### What you need to do
In the entries, find all lines that hold the word "Output" and copy them.

Collected data entries:

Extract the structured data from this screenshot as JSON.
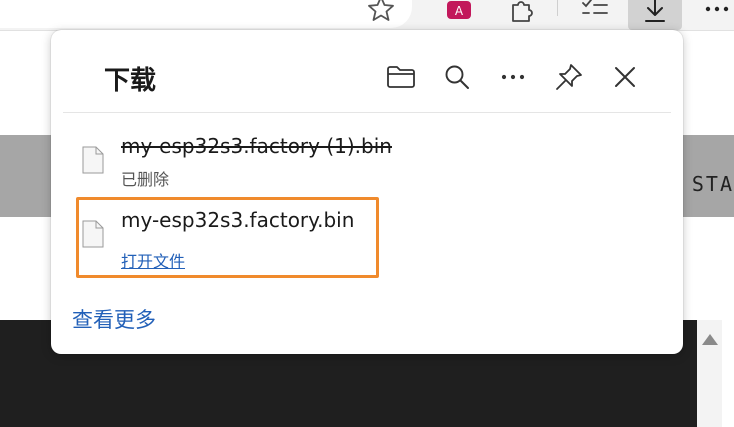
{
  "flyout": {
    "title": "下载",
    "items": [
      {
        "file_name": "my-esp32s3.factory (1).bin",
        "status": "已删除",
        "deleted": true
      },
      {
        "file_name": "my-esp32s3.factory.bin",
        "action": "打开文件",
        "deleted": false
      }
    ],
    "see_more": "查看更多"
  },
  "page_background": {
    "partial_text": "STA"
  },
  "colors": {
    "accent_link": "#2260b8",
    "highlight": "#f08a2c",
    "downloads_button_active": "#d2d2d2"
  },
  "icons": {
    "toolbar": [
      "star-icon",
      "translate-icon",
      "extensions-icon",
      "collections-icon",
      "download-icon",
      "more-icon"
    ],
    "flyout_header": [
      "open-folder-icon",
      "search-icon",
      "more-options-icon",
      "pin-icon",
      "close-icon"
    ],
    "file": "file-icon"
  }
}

* * *

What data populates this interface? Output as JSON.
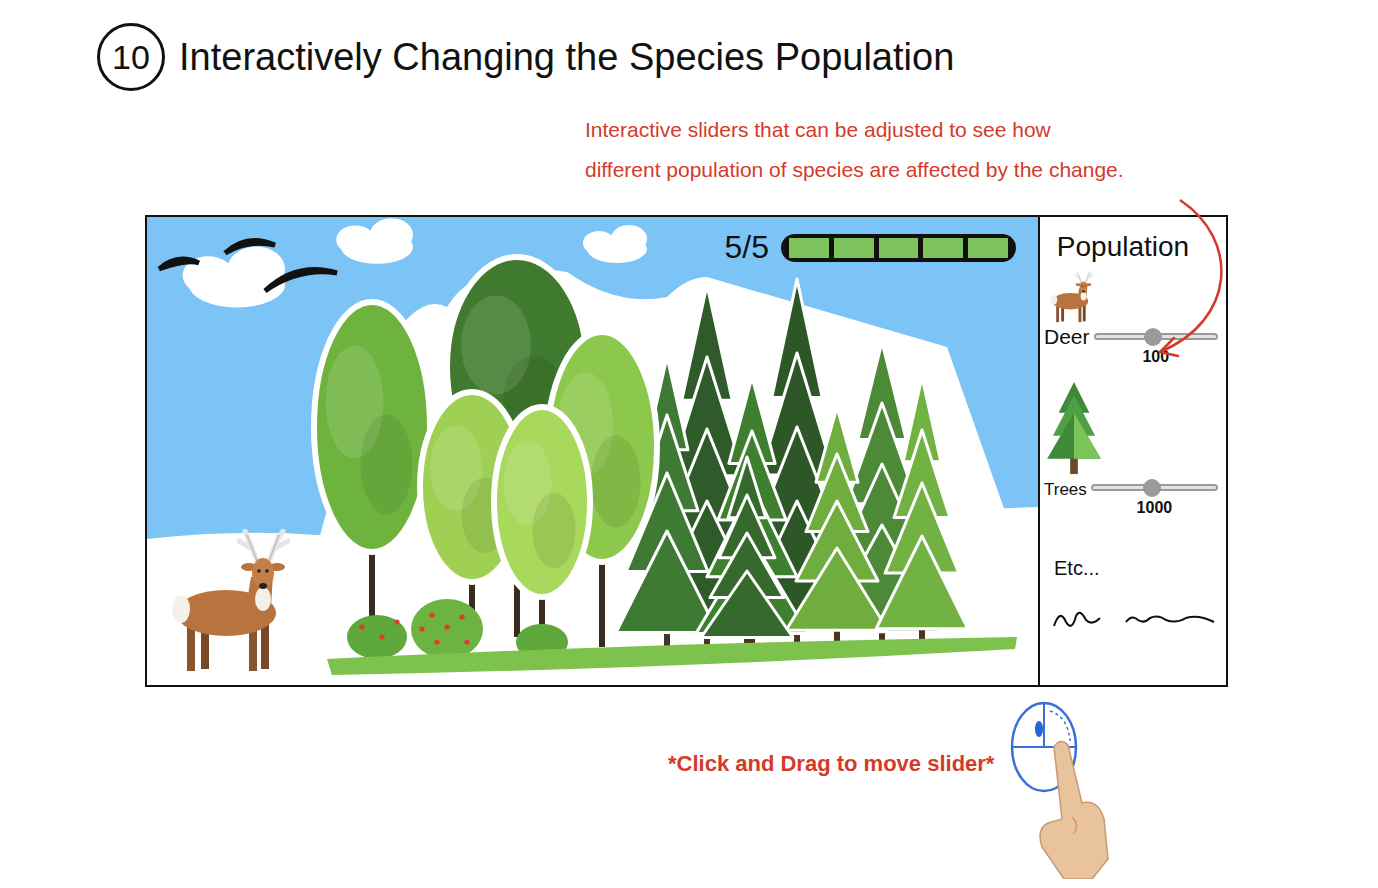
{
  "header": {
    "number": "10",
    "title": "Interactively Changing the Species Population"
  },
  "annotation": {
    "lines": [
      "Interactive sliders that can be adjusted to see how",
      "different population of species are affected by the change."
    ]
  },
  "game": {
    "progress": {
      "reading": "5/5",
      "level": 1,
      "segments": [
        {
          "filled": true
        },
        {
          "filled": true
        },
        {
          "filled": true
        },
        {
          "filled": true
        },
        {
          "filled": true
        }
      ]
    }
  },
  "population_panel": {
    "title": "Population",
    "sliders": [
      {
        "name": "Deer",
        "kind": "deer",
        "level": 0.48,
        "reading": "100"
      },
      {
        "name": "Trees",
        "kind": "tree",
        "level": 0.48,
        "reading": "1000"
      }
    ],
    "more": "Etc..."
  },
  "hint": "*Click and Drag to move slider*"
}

--

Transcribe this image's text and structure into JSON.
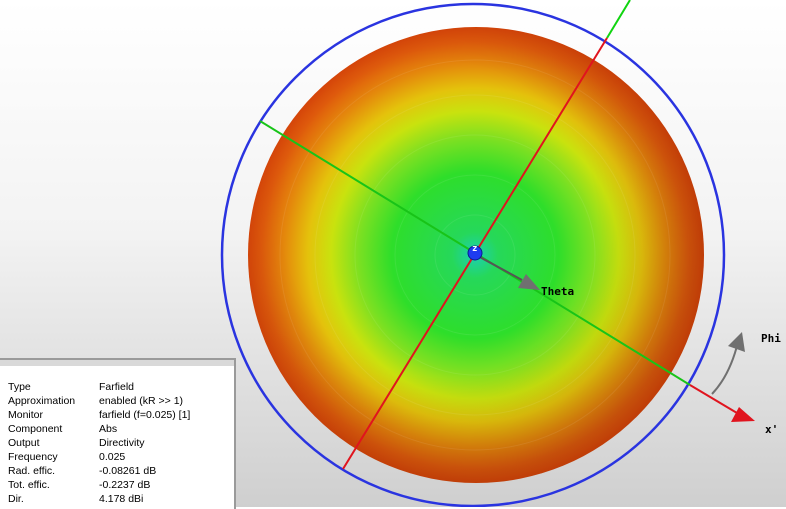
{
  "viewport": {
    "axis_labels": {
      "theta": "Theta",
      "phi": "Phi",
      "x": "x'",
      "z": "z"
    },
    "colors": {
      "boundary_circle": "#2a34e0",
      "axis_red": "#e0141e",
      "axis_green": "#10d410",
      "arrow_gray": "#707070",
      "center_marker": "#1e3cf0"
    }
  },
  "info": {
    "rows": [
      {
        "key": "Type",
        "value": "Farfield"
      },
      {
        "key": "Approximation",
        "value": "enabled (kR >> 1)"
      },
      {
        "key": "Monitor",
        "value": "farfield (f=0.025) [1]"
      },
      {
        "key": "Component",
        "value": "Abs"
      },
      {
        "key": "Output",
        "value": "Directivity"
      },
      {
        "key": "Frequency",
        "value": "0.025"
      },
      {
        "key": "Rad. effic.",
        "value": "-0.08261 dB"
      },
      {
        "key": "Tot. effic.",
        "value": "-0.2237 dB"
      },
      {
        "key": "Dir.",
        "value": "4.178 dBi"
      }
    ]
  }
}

### Solution for this task
What data populates this interface? Output as JSON.
        "key": "Output",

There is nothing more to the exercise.